** SHORT PROBLEM **
Locate the lines of the listing below that hold "ylabel", then copy each of them.

** DATA ROWS **

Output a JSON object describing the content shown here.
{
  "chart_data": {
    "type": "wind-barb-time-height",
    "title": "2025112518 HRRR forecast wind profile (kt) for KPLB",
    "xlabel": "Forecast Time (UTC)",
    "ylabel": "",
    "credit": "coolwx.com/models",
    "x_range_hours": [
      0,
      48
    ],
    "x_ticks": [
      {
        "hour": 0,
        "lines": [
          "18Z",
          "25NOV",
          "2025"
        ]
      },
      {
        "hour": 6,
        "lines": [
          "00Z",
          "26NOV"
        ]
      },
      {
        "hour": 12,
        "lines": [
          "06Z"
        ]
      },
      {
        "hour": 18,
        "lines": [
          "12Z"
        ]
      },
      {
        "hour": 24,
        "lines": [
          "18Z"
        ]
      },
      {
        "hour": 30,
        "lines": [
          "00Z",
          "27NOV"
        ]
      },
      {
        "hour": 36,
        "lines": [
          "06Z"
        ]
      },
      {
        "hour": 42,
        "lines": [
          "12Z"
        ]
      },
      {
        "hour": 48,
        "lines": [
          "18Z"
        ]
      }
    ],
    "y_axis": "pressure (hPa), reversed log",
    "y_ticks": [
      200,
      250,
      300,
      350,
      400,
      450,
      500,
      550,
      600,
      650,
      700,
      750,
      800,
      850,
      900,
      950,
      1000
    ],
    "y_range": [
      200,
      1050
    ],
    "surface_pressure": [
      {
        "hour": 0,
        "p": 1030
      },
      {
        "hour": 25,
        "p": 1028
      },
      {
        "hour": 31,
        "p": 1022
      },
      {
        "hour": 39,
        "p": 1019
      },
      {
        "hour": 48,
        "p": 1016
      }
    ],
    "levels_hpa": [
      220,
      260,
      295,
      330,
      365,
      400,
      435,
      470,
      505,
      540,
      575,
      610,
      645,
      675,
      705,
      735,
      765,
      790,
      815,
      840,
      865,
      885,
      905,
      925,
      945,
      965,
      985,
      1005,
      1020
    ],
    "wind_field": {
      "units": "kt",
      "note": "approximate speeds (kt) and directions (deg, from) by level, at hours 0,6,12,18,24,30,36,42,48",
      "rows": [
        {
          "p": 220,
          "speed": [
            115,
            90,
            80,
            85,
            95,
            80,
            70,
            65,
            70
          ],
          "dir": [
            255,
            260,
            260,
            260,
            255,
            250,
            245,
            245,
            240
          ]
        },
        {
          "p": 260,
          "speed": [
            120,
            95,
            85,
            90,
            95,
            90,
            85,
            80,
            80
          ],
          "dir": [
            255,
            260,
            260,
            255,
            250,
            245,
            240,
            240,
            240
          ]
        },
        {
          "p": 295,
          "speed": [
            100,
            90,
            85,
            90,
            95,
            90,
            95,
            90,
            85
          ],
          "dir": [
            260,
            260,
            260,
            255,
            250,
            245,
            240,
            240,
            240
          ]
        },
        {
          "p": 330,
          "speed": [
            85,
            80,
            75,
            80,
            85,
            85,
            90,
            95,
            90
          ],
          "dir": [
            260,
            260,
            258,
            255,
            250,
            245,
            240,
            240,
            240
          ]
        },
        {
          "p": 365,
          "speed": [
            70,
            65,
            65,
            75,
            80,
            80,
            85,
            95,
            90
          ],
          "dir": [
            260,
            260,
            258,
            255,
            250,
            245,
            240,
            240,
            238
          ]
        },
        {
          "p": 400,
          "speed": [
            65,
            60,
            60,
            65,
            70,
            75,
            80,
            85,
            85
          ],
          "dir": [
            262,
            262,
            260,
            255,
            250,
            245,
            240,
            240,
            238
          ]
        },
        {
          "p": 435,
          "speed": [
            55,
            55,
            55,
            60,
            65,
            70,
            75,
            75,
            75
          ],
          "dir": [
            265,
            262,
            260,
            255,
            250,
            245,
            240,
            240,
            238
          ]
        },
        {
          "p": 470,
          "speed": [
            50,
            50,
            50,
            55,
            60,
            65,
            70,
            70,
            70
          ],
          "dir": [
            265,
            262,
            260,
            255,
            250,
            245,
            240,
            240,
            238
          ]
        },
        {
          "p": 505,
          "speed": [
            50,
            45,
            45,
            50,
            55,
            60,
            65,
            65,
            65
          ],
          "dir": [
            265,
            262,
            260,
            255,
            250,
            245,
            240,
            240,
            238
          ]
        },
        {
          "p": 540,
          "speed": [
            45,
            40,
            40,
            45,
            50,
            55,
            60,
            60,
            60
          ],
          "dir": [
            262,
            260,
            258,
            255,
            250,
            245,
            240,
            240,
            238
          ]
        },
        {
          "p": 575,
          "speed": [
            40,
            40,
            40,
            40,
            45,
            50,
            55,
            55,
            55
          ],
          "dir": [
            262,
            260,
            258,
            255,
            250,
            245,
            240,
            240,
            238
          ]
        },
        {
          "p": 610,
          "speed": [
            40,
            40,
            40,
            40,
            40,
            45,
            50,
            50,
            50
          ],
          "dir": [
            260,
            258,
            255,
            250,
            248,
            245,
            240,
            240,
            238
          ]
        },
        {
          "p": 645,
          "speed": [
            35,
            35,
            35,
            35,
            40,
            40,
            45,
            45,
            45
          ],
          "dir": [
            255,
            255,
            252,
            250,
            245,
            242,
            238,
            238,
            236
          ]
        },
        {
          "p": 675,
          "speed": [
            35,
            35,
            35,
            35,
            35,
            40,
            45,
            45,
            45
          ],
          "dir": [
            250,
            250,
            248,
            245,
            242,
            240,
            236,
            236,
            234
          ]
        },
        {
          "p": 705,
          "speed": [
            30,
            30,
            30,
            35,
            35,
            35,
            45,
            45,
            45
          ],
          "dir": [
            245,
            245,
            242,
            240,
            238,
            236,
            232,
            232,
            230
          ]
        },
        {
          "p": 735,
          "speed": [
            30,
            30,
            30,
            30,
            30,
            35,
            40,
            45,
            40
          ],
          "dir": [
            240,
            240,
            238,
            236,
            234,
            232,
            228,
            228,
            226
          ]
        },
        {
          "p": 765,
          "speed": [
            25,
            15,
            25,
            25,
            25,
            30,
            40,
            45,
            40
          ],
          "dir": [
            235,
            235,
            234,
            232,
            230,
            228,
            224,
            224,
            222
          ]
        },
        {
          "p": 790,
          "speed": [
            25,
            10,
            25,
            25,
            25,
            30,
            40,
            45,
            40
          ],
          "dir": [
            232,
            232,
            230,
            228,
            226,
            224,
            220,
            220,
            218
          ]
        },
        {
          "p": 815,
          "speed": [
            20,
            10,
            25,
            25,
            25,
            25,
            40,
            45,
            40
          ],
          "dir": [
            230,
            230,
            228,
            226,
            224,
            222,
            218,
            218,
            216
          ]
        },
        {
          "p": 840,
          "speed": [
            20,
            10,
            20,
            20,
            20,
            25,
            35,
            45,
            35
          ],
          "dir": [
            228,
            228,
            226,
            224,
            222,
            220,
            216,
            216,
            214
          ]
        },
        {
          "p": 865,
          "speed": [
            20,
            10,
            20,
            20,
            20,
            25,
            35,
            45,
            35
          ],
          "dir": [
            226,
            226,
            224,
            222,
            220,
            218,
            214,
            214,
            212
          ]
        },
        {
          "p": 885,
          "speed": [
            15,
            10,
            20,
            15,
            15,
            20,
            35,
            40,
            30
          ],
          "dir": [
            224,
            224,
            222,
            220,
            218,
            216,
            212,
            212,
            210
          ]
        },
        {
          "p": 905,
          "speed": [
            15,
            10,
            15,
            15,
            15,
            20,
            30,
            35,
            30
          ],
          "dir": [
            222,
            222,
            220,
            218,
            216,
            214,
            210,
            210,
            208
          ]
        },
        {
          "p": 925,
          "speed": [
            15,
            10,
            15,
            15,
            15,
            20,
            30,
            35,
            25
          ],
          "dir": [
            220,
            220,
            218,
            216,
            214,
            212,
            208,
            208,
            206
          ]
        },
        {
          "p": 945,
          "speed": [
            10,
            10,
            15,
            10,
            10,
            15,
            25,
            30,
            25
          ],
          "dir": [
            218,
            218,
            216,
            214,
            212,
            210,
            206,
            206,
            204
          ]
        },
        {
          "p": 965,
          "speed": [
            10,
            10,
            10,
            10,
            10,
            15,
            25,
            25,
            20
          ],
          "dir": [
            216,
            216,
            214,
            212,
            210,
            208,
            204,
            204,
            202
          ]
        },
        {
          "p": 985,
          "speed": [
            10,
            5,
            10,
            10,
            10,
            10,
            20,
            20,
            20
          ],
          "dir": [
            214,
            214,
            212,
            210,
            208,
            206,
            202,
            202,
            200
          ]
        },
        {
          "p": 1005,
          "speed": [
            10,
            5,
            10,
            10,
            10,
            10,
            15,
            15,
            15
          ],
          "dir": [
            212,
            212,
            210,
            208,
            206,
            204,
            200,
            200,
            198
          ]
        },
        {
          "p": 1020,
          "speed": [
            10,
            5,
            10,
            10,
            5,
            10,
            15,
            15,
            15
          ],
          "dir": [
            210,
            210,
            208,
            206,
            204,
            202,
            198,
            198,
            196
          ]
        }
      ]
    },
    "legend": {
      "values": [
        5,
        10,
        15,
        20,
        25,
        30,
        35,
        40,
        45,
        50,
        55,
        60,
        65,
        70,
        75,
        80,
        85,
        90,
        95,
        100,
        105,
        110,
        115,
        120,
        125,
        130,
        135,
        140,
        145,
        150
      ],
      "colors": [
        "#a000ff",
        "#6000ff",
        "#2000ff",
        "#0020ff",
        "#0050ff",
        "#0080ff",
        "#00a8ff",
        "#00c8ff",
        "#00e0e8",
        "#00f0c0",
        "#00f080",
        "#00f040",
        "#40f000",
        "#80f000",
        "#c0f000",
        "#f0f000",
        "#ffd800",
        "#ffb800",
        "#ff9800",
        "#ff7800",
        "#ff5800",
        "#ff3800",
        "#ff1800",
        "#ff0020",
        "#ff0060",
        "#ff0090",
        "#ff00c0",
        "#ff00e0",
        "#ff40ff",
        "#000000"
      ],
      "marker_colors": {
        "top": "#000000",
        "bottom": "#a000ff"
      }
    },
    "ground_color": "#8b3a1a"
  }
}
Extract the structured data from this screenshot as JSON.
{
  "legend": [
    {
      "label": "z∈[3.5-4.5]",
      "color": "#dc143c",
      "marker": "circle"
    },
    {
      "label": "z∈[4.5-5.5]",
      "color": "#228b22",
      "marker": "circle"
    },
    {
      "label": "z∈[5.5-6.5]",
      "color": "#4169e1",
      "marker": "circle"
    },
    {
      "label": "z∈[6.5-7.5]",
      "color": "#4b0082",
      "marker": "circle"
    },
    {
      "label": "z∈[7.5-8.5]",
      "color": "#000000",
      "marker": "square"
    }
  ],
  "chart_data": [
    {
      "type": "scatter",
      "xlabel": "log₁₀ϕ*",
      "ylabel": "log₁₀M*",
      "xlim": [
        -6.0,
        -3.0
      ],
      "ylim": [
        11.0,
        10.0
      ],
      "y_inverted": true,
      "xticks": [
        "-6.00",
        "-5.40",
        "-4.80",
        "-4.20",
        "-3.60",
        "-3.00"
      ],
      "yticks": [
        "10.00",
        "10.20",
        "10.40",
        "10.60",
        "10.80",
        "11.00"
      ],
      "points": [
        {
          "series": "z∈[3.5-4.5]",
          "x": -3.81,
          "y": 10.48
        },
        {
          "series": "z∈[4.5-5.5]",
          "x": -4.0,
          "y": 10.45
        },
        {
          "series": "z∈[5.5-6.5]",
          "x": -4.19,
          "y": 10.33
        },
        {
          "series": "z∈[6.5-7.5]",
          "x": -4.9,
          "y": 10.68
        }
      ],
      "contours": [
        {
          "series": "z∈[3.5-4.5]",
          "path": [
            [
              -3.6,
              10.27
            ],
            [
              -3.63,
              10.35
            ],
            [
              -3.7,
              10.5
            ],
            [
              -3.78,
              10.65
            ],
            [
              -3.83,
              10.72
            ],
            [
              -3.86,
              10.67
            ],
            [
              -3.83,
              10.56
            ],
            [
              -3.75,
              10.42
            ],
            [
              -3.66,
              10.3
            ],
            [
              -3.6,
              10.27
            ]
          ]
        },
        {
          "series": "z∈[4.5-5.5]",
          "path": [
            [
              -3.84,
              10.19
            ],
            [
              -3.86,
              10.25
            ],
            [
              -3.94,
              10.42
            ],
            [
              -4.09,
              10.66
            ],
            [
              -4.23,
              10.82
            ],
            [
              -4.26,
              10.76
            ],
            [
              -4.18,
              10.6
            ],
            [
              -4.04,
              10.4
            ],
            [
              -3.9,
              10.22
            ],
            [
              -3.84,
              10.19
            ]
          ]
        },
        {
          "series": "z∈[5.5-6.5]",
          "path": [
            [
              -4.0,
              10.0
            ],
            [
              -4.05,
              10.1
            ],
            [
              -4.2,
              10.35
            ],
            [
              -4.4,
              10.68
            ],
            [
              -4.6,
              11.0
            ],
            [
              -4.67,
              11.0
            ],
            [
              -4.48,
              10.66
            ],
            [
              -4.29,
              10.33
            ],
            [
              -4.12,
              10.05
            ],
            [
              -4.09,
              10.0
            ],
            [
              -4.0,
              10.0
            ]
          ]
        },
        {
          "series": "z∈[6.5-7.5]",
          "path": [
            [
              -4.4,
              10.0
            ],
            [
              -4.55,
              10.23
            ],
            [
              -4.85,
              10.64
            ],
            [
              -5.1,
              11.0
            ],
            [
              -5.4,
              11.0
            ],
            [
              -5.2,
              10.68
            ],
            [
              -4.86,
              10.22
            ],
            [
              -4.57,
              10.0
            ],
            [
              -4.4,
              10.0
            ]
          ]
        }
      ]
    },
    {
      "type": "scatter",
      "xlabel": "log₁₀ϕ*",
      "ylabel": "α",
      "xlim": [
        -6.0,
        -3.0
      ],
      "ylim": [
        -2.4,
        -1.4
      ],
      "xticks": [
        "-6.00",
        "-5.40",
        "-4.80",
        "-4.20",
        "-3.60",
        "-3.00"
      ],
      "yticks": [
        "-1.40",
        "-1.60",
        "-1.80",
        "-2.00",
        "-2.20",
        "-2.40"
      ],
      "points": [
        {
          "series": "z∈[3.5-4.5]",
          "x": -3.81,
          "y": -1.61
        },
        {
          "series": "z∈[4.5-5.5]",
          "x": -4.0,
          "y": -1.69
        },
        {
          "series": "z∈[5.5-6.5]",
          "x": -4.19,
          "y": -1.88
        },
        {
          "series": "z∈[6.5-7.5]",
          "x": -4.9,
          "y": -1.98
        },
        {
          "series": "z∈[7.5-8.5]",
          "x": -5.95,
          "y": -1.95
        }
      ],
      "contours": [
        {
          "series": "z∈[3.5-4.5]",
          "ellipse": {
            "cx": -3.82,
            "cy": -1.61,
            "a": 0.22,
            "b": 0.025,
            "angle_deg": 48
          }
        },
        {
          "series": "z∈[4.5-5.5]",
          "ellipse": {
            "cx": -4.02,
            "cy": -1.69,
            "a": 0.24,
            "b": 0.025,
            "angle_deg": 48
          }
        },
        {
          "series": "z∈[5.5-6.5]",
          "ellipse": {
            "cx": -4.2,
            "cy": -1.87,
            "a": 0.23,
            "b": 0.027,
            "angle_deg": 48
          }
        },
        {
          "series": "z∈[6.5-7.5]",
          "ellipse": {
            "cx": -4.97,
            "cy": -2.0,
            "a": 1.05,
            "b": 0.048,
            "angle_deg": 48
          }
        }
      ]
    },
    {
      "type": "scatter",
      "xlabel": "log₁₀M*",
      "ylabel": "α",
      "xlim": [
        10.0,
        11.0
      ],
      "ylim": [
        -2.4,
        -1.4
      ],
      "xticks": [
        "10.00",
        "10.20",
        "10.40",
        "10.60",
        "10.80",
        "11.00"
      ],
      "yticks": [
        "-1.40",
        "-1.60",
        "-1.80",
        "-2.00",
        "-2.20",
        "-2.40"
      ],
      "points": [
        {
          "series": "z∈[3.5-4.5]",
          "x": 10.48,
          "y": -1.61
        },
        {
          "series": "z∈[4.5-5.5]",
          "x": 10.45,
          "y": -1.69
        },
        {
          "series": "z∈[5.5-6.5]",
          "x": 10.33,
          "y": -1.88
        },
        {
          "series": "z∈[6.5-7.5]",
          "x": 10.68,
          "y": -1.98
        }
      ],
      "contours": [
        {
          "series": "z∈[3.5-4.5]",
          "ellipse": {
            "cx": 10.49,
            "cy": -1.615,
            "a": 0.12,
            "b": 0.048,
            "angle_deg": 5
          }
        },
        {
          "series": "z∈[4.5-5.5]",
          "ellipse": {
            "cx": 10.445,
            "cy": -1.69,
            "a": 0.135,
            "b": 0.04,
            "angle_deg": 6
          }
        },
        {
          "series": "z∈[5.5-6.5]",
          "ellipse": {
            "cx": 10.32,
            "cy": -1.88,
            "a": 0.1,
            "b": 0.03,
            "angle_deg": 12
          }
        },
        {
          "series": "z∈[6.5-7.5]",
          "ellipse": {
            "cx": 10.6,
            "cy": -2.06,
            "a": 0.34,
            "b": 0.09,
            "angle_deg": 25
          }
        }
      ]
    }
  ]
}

** ANSWER FOR THE TASK **
    "ylabel": "",
      "ylabel": "log₁₀M*",
      "ylabel": "α",
      "ylabel": "α",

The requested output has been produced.